Exercise:
Go through the listing below and gather every line with the word "carry".

Data entries:
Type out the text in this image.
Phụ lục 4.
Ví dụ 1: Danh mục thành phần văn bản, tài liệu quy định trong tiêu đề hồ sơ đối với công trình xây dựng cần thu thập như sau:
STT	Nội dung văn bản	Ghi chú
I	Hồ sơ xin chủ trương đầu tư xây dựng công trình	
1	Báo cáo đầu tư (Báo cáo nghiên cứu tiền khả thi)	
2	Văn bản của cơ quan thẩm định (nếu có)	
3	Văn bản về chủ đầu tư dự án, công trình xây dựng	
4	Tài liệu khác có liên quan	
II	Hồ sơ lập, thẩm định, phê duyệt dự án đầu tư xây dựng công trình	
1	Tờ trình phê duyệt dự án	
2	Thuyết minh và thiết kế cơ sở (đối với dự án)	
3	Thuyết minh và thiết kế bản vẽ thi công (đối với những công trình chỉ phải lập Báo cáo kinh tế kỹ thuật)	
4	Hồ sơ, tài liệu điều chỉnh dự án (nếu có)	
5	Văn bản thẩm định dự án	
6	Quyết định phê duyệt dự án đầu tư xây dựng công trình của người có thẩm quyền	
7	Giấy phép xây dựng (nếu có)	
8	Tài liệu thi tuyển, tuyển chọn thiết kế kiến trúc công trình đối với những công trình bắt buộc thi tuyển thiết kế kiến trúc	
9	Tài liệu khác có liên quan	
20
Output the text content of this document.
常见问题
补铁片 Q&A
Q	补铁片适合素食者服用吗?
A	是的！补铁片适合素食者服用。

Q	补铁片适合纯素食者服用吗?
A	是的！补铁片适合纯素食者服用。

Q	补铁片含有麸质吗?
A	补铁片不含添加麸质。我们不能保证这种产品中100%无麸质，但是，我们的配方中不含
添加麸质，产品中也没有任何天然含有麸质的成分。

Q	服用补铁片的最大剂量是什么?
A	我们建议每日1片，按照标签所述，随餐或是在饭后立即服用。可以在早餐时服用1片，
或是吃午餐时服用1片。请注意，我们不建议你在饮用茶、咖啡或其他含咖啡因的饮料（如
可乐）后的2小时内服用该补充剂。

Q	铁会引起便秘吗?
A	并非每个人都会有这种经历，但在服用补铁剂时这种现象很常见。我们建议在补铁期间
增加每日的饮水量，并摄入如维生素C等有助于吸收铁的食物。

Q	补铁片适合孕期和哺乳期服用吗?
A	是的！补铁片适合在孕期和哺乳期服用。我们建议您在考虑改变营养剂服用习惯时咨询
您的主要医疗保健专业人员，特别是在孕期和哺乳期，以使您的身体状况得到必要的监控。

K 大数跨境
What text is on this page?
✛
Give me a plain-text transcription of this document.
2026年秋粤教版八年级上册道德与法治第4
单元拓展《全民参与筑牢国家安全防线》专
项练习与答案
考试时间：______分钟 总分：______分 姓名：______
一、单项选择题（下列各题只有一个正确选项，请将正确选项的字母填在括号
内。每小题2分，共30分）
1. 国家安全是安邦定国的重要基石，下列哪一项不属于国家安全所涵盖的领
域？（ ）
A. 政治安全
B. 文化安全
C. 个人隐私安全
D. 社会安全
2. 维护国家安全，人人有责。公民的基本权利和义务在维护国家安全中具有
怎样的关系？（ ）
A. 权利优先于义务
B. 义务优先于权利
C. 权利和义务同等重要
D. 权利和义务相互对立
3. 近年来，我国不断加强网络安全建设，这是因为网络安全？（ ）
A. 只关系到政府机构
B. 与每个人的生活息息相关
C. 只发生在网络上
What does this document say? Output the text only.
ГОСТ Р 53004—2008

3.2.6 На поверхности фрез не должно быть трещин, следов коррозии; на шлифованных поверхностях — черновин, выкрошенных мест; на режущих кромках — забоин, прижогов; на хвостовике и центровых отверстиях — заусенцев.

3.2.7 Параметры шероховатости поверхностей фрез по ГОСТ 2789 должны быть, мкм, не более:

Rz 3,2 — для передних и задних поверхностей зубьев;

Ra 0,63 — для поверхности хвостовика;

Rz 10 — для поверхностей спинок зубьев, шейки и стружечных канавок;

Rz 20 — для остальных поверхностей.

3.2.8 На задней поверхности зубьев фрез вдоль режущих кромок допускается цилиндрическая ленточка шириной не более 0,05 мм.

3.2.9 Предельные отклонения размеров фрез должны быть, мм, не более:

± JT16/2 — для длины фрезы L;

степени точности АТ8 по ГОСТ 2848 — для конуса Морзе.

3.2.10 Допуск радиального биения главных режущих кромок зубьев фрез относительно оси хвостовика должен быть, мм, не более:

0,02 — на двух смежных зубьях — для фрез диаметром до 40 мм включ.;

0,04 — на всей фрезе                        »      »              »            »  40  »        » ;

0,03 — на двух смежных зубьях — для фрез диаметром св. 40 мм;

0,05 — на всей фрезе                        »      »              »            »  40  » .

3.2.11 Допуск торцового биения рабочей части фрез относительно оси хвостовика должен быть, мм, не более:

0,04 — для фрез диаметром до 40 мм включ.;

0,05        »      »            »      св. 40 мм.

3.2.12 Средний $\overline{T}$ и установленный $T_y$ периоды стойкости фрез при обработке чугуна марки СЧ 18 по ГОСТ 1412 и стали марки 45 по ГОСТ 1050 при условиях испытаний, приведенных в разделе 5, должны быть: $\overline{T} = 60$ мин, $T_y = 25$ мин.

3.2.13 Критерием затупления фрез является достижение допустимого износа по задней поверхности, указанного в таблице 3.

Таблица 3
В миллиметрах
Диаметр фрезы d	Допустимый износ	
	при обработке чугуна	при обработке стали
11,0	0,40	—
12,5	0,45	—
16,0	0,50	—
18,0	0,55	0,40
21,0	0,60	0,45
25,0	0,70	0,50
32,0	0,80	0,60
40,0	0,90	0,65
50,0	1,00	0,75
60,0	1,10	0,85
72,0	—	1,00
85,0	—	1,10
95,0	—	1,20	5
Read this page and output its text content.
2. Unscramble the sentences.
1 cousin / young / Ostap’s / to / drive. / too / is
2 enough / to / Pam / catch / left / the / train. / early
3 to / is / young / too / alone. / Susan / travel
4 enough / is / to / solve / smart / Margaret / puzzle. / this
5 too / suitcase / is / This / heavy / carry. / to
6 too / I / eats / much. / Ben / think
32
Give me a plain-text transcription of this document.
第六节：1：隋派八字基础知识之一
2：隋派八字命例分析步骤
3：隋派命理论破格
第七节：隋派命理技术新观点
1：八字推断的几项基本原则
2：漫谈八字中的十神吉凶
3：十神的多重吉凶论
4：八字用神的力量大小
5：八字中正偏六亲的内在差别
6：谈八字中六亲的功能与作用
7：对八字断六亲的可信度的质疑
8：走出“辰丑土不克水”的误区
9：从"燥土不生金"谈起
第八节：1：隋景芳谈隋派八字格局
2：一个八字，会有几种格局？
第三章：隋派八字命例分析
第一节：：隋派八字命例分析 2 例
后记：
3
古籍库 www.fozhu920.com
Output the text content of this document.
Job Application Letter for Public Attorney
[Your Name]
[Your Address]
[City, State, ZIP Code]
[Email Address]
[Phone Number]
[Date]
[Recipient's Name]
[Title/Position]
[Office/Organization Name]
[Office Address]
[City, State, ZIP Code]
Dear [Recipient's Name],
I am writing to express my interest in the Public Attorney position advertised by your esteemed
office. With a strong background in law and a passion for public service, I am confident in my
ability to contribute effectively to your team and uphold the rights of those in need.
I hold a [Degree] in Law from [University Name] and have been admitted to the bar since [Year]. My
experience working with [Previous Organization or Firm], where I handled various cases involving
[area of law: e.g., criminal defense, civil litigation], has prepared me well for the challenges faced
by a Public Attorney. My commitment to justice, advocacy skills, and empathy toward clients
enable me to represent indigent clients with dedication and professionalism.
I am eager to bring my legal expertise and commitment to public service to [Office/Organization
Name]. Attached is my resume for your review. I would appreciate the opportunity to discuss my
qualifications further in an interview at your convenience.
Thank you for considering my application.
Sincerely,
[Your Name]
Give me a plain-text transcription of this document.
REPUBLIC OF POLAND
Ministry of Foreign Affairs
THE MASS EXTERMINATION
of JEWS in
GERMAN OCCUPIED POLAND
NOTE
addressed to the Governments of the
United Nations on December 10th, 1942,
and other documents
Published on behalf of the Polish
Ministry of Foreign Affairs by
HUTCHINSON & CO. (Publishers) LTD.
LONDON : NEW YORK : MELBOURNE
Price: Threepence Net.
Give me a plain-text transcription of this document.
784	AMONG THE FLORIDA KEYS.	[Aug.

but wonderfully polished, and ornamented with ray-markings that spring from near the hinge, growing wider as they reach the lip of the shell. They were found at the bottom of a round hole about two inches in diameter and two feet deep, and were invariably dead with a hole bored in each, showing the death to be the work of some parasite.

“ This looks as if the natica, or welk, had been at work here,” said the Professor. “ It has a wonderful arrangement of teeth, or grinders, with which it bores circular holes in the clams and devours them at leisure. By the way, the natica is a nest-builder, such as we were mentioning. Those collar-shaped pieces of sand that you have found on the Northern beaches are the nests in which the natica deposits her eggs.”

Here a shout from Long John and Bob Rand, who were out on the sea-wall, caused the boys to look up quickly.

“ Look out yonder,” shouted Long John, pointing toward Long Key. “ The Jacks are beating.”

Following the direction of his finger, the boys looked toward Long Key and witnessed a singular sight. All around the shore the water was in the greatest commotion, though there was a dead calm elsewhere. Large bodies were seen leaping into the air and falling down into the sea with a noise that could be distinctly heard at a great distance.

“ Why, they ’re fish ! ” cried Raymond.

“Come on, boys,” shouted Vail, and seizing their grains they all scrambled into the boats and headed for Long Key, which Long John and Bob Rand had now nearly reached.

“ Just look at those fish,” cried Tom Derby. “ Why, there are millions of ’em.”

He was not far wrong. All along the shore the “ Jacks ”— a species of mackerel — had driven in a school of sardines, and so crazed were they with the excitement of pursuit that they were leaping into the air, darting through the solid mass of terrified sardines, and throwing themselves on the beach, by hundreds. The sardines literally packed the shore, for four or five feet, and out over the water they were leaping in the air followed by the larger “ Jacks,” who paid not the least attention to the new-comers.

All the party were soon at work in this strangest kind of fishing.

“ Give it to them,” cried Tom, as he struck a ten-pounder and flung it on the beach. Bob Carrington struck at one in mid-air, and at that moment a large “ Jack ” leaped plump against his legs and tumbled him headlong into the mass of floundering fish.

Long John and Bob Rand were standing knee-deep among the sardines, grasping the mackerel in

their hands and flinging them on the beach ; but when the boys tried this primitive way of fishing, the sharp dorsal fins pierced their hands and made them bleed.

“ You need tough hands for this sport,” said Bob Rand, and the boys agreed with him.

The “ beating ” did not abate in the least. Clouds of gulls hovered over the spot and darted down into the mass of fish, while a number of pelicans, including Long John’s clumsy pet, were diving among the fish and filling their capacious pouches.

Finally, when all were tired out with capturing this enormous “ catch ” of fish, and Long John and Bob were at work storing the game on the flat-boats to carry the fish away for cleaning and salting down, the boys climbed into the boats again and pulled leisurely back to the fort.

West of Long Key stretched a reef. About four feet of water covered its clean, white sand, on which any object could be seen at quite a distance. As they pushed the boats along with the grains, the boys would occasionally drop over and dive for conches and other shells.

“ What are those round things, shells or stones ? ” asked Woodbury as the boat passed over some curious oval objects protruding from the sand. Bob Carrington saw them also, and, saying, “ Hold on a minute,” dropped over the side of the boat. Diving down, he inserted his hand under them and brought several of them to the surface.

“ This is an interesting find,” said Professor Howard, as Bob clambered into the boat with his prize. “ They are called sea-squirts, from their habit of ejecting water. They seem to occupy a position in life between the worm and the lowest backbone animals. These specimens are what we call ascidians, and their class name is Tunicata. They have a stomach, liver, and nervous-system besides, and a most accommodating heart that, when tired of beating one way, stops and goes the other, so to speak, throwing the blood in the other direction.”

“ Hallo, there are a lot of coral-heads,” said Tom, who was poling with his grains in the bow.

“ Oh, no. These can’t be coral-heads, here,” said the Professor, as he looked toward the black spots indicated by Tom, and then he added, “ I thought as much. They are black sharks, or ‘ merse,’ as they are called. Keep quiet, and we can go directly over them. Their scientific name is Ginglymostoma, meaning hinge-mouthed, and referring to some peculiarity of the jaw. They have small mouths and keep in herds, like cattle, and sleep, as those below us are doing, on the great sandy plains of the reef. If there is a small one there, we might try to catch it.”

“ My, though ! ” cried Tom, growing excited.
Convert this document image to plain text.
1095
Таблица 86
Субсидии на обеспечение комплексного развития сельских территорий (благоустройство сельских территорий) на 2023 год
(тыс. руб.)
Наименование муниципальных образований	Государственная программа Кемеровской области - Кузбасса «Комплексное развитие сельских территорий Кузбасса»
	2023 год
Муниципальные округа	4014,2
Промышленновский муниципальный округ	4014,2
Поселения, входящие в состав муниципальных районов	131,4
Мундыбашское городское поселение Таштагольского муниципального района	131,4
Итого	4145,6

Full solution:
5 too / suitcase / is / This / heavy / carry. / to
Finally, when all were tired out with capturing this enormous “ catch ” of fish, and Long John and Bob were at work storing the game on the flat-boats to carry the fish away for cleaning and salting down, the boys climbed into the boats again and pulled leisurely back to the fort.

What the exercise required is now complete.